__Task__:
Can you write out all the lines word for word, with no pictures?

__Chart and figure data__:
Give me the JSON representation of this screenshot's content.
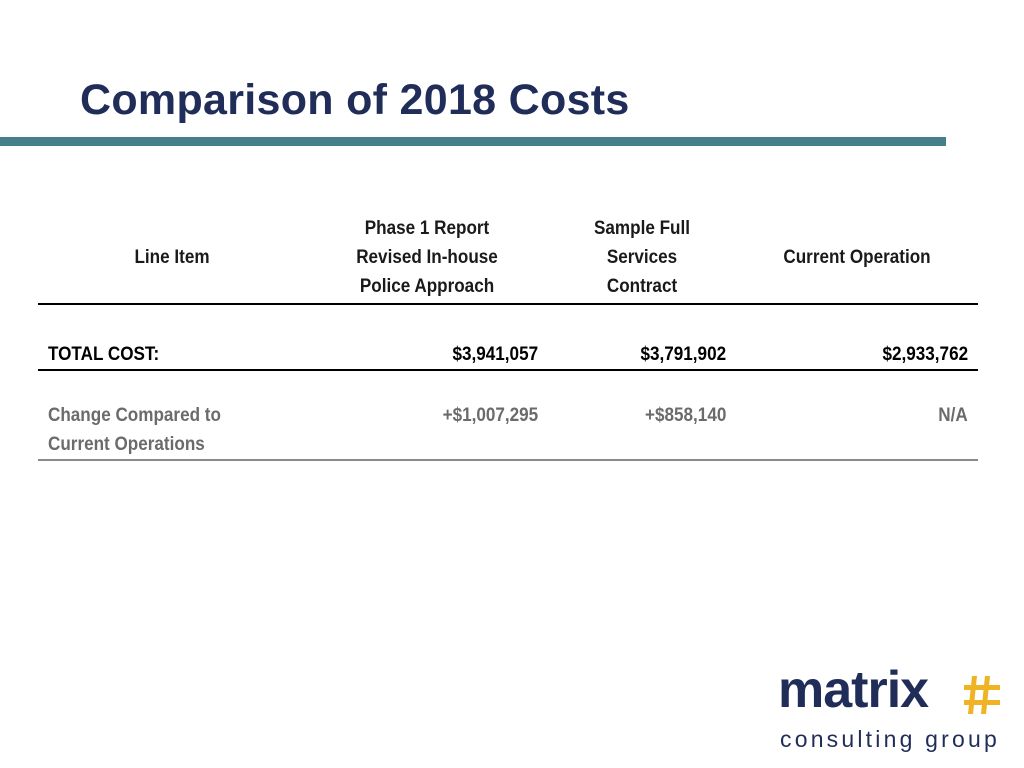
{
  "slide": {
    "title": "Comparison of 2018 Costs"
  },
  "table": {
    "headers": [
      "Line Item",
      "Phase 1 Report\nRevised In-house\nPolice Approach",
      "Sample Full\nServices\nContract",
      "Current Operation"
    ],
    "total_row": {
      "label": "TOTAL COST:",
      "values": [
        "$3,941,057",
        "$3,791,902",
        "$2,933,762"
      ]
    },
    "change_row": {
      "label": "Change Compared to\nCurrent Operations",
      "values": [
        "+$1,007,295",
        "+$858,140",
        "N/A"
      ]
    }
  },
  "logo": {
    "word": "matrix",
    "sub": "consulting group",
    "mark": "hash-grid-icon",
    "colors": {
      "word": "#1f2d58",
      "mark": "#f0b323"
    }
  },
  "colors": {
    "title": "#1f2d58",
    "rule": "#467f8a"
  }
}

__Finished exercise__:
Give me the JSON representation of this screenshot's content.
{
  "slide": {
    "title": "Comparison of 2018 Costs"
  },
  "table": {
    "headers": [
      "Line Item",
      "Phase 1 Report\nRevised In-house\nPolice Approach",
      "Sample Full\nServices\nContract",
      "Current Operation"
    ],
    "total_row": {
      "label": "TOTAL COST:",
      "values": [
        "$3,941,057",
        "$3,791,902",
        "$2,933,762"
      ]
    },
    "change_row": {
      "label": "Change Compared to\nCurrent Operations",
      "values": [
        "+$1,007,295",
        "+$858,140",
        "N/A"
      ]
    }
  },
  "logo": {
    "word": "matrix",
    "sub": "consulting group",
    "mark": "hash-grid-icon",
    "colors": {
      "word": "#1f2d58",
      "mark": "#f0b323"
    }
  },
  "colors": {
    "title": "#1f2d58",
    "rule": "#467f8a"
  }
}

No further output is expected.